Collection entries:
————

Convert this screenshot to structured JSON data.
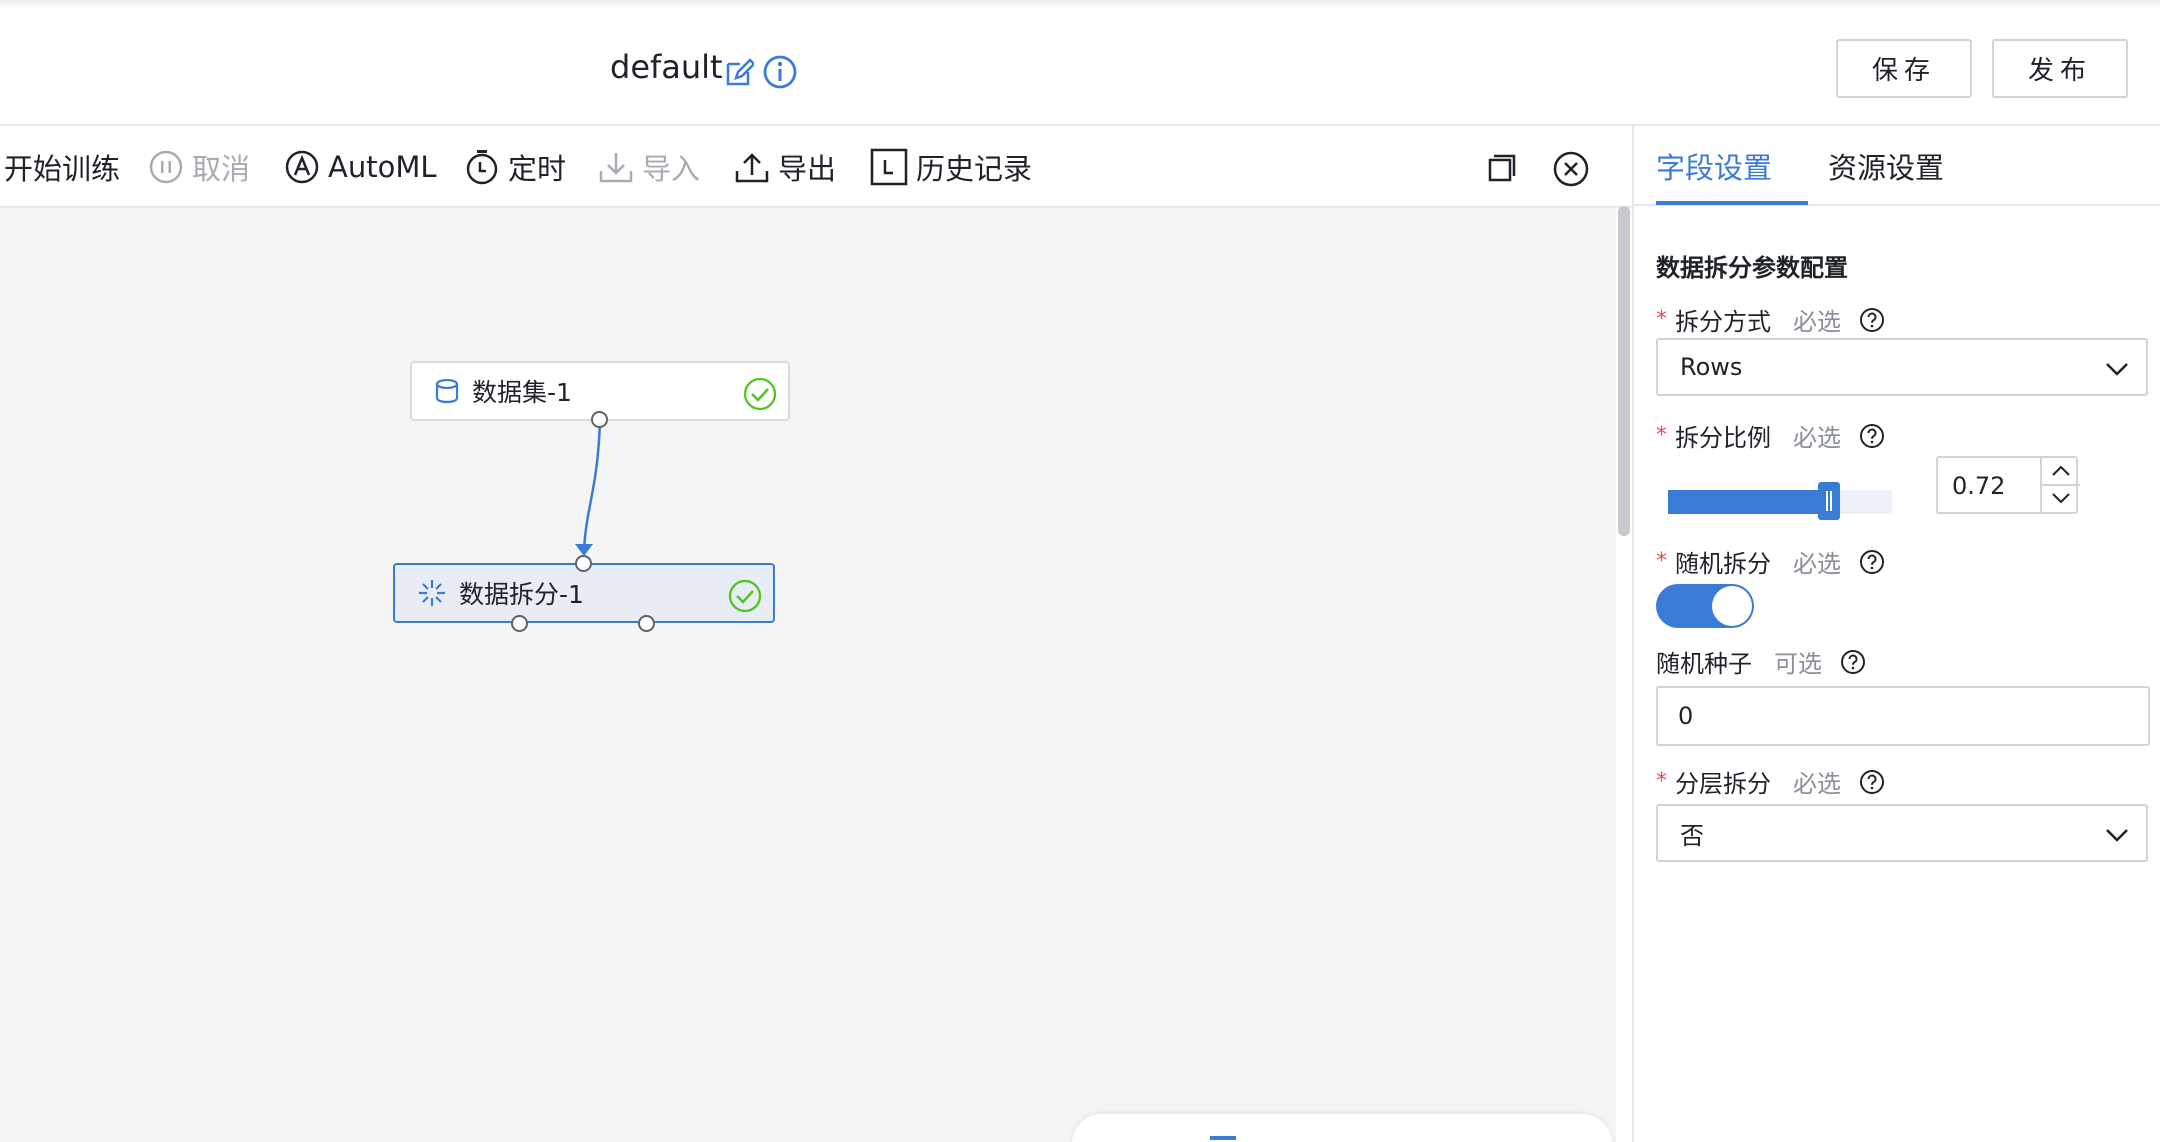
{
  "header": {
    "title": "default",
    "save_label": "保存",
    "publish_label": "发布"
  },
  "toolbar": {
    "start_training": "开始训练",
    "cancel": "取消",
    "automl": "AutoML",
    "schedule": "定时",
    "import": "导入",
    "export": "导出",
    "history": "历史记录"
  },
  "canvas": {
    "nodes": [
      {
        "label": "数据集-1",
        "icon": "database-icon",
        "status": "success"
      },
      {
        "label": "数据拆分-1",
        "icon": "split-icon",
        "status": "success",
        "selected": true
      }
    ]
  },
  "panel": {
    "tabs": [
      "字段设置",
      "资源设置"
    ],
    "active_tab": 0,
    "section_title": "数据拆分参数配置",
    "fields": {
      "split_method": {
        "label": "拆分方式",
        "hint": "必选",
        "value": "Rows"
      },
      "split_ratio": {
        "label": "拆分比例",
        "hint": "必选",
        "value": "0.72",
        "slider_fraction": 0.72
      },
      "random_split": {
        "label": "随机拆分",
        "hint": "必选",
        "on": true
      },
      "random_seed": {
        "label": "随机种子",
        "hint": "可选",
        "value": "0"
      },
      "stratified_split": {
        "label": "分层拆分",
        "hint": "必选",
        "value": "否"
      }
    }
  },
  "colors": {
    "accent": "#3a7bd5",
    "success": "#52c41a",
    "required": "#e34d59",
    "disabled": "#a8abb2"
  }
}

————

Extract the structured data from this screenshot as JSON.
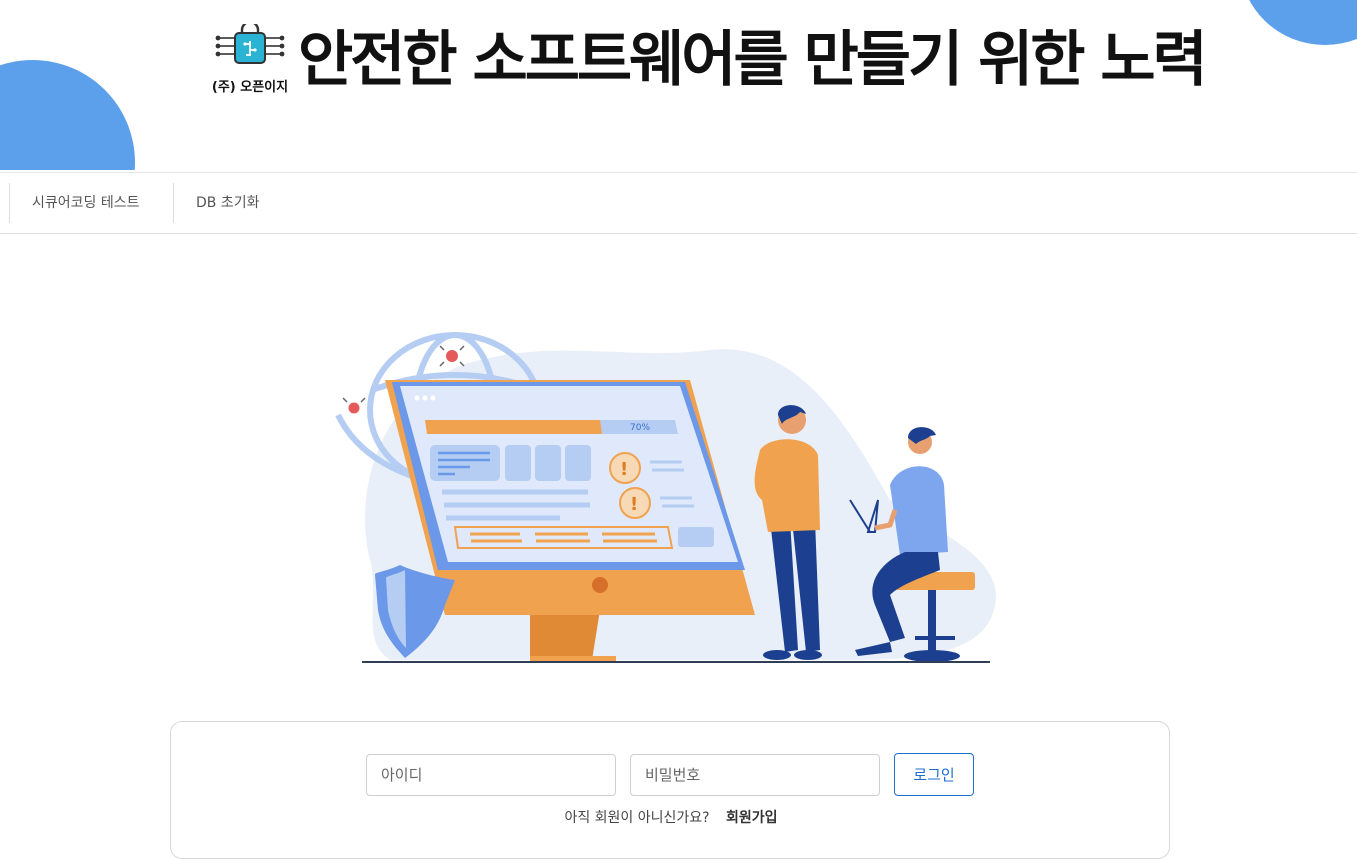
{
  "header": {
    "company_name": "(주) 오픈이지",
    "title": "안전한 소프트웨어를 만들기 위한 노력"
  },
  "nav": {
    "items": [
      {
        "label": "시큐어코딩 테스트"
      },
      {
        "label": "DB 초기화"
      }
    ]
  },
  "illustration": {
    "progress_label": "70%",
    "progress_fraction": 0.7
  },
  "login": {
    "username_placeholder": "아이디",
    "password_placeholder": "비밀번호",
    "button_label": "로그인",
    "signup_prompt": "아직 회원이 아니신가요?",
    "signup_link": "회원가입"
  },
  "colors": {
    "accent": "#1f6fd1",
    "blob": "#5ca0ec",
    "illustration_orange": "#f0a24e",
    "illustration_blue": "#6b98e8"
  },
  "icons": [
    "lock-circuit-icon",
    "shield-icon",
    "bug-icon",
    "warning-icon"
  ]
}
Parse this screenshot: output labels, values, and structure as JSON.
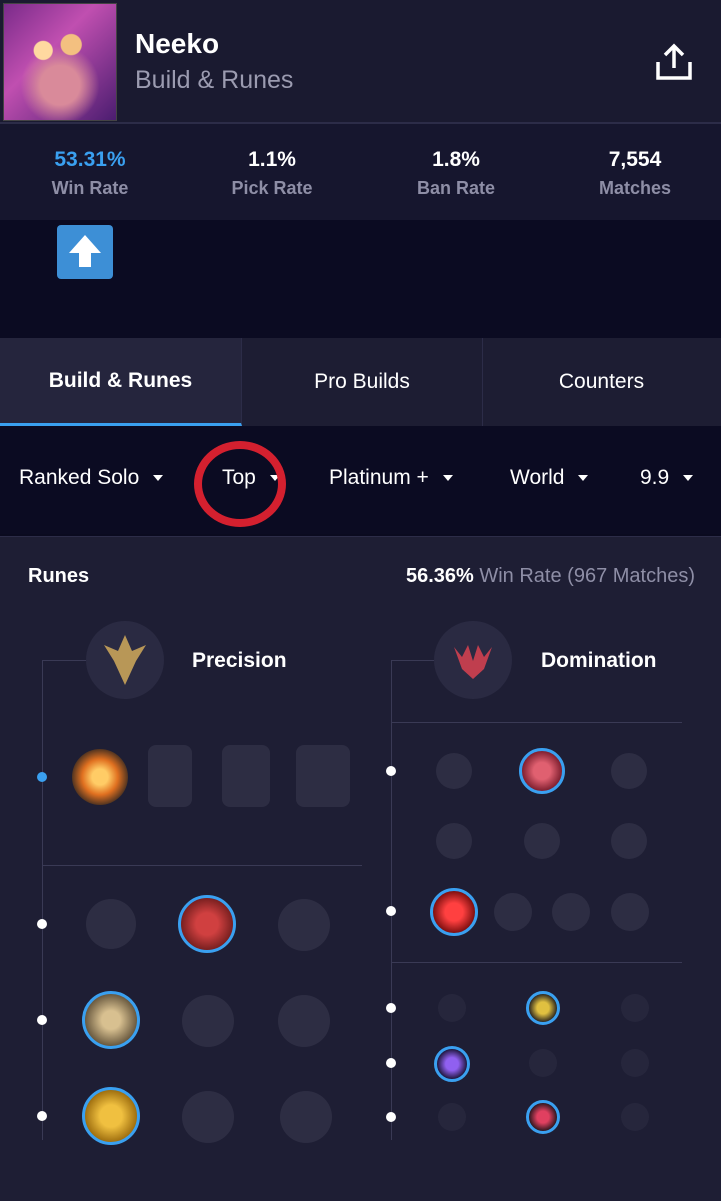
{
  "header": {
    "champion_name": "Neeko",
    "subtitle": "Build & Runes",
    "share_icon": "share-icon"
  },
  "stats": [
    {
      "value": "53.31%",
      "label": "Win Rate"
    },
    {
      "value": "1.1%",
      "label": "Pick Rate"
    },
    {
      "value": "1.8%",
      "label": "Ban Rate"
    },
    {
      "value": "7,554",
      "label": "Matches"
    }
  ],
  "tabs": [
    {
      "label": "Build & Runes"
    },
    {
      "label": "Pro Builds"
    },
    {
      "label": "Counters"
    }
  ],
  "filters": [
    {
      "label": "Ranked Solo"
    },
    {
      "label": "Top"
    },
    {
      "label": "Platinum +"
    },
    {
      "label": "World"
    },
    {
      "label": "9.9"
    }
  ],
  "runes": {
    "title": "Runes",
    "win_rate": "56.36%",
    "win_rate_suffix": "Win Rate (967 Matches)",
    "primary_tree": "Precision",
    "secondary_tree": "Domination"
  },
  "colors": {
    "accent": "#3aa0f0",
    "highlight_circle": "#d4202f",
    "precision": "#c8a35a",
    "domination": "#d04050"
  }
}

————

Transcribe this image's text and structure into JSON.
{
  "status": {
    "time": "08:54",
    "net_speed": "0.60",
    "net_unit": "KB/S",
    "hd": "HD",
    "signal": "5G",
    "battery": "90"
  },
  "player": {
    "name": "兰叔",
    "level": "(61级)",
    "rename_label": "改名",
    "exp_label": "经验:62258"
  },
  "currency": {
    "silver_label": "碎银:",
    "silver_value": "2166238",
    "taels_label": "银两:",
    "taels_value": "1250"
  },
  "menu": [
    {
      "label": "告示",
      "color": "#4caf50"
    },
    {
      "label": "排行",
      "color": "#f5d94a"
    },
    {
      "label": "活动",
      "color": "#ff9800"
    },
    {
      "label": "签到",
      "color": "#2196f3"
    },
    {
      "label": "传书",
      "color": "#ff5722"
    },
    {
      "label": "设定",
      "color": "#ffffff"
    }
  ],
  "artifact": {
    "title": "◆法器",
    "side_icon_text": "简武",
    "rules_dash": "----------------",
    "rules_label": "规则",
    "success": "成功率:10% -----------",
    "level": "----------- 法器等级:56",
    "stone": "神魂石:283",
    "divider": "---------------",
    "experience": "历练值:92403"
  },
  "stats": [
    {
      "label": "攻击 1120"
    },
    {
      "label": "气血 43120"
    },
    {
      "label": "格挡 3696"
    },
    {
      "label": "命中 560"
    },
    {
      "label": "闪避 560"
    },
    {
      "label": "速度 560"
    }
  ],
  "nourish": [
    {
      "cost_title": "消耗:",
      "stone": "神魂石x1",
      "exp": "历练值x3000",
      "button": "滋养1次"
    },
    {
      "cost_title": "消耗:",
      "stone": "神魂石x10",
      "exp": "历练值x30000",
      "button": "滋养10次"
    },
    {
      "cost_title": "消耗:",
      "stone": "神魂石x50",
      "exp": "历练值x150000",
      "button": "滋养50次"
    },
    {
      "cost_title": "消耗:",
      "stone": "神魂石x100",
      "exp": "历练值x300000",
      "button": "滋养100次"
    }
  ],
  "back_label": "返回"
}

————

◆ Exercise goal
Only lines with the word "Matches" are wanted, so copy each one from the records.

◆ Task solution
      "label": "Matches"
    "win_rate_suffix": "Win Rate (967 Matches)",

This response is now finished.